#### WHAT YOU ARE ASKED TO DO
Any pictures in the records below should be skipped; write out everything else exactly.

#### DATA SHOWN
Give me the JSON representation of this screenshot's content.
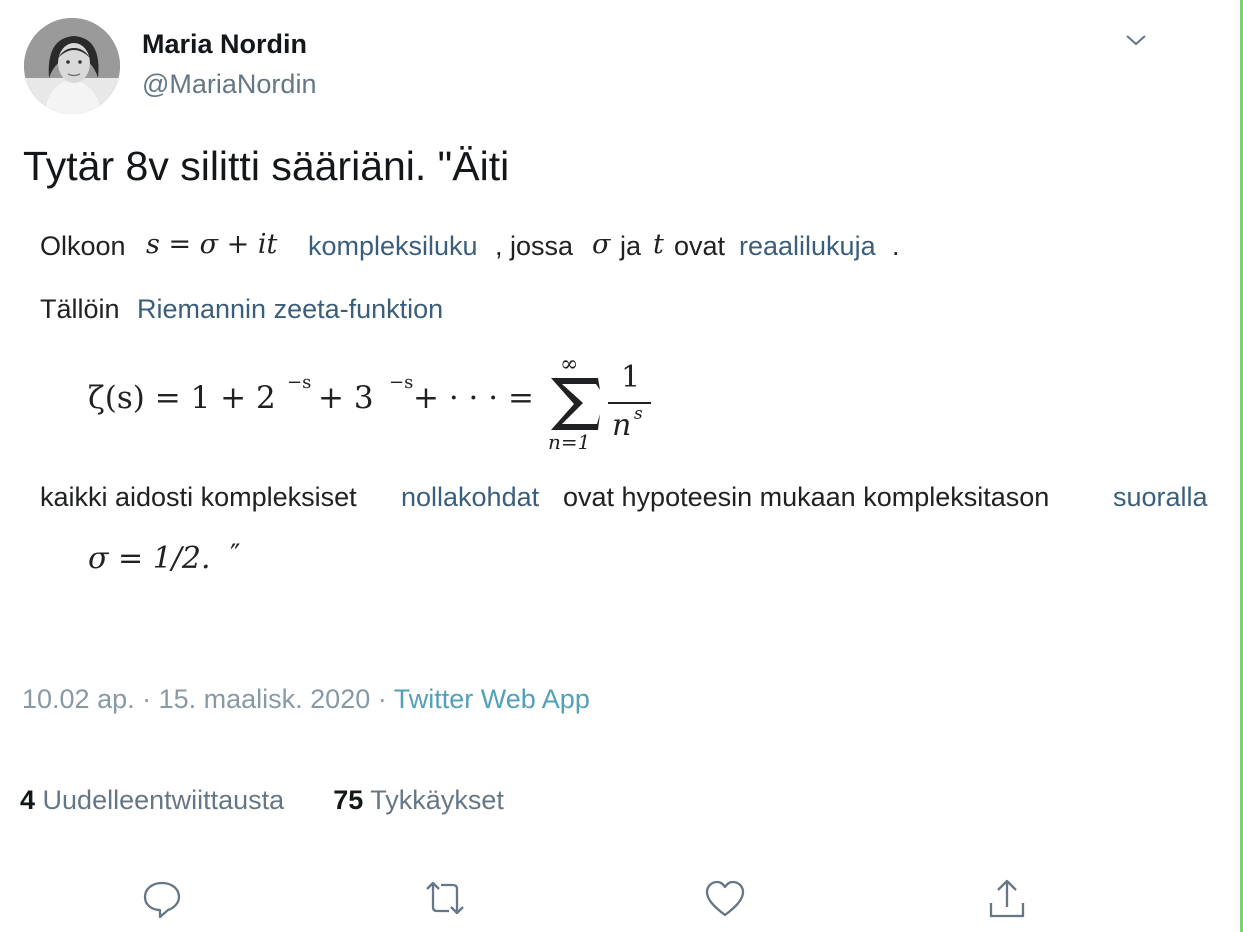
{
  "author": {
    "name": "Maria Nordin",
    "handle": "@MariaNordin"
  },
  "tweet": {
    "text": "Tytär 8v silitti sääriäni. \"Äiti"
  },
  "image": {
    "line1": {
      "olkoon": "Olkoon",
      "s_eq": "s = σ + it",
      "link_kompleksiluku": "kompleksiluku",
      "jossa": ", jossa",
      "sigma": "σ",
      "ja": "ja",
      "t": "t",
      "ovat": "ovat",
      "link_reaalilukuja": "reaalilukuja",
      "period": "."
    },
    "line2": {
      "tallion": "Tällöin",
      "link_zeta": "Riemannin zeeta-funktion"
    },
    "formula": {
      "lhs": "ζ(s) = 1 + 2",
      "exp1": "−s",
      "plus3": " + 3",
      "exp2": "−s",
      "dots": " + · · · =",
      "sum_top": "∞",
      "sum_bottom": "n=1",
      "frac_num": "1",
      "frac_den": "n",
      "frac_den_exp": "s"
    },
    "line3": {
      "kaikki": "kaikki aidosti kompleksiset",
      "link_nollakohdat": "nollakohdat",
      "ovat": "ovat hypoteesin mukaan kompleksitason",
      "link_suoralla": "suoralla"
    },
    "line4": {
      "sigma_eq": "σ = 1/2.",
      "quote": "″"
    }
  },
  "meta": {
    "time": "10.02 ap.",
    "sep": " · ",
    "date": "15. maalisk. 2020",
    "source": "Twitter Web App"
  },
  "stats": {
    "retweets_count": "4",
    "retweets_label": "Uudelleentwiittausta",
    "likes_count": "75",
    "likes_label": "Tykkäykset"
  },
  "icons": [
    "chevron-down-icon",
    "reply-icon",
    "retweet-icon",
    "like-icon",
    "share-icon"
  ],
  "colors": {
    "link": "#3b5e7c",
    "source_link": "#52a0b9",
    "meta": "#8899a6",
    "handle": "#657786"
  }
}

#### EXERCISE RESPONSE
Give me the JSON representation of this screenshot's content.
{
  "author": {
    "name": "Maria Nordin",
    "handle": "@MariaNordin"
  },
  "tweet": {
    "text": "Tytär 8v silitti sääriäni. \"Äiti"
  },
  "image": {
    "line1": {
      "olkoon": "Olkoon",
      "s_eq": "s = σ + it",
      "link_kompleksiluku": "kompleksiluku",
      "jossa": ", jossa",
      "sigma": "σ",
      "ja": "ja",
      "t": "t",
      "ovat": "ovat",
      "link_reaalilukuja": "reaalilukuja",
      "period": "."
    },
    "line2": {
      "tallion": "Tällöin",
      "link_zeta": "Riemannin zeeta-funktion"
    },
    "formula": {
      "lhs": "ζ(s) = 1 + 2",
      "exp1": "−s",
      "plus3": " + 3",
      "exp2": "−s",
      "dots": " + · · · =",
      "sum_top": "∞",
      "sum_bottom": "n=1",
      "frac_num": "1",
      "frac_den": "n",
      "frac_den_exp": "s"
    },
    "line3": {
      "kaikki": "kaikki aidosti kompleksiset",
      "link_nollakohdat": "nollakohdat",
      "ovat": "ovat hypoteesin mukaan kompleksitason",
      "link_suoralla": "suoralla"
    },
    "line4": {
      "sigma_eq": "σ = 1/2.",
      "quote": "″"
    }
  },
  "meta": {
    "time": "10.02 ap.",
    "sep": " · ",
    "date": "15. maalisk. 2020",
    "source": "Twitter Web App"
  },
  "stats": {
    "retweets_count": "4",
    "retweets_label": "Uudelleentwiittausta",
    "likes_count": "75",
    "likes_label": "Tykkäykset"
  },
  "icons": [
    "chevron-down-icon",
    "reply-icon",
    "retweet-icon",
    "like-icon",
    "share-icon"
  ],
  "colors": {
    "link": "#3b5e7c",
    "source_link": "#52a0b9",
    "meta": "#8899a6",
    "handle": "#657786"
  }
}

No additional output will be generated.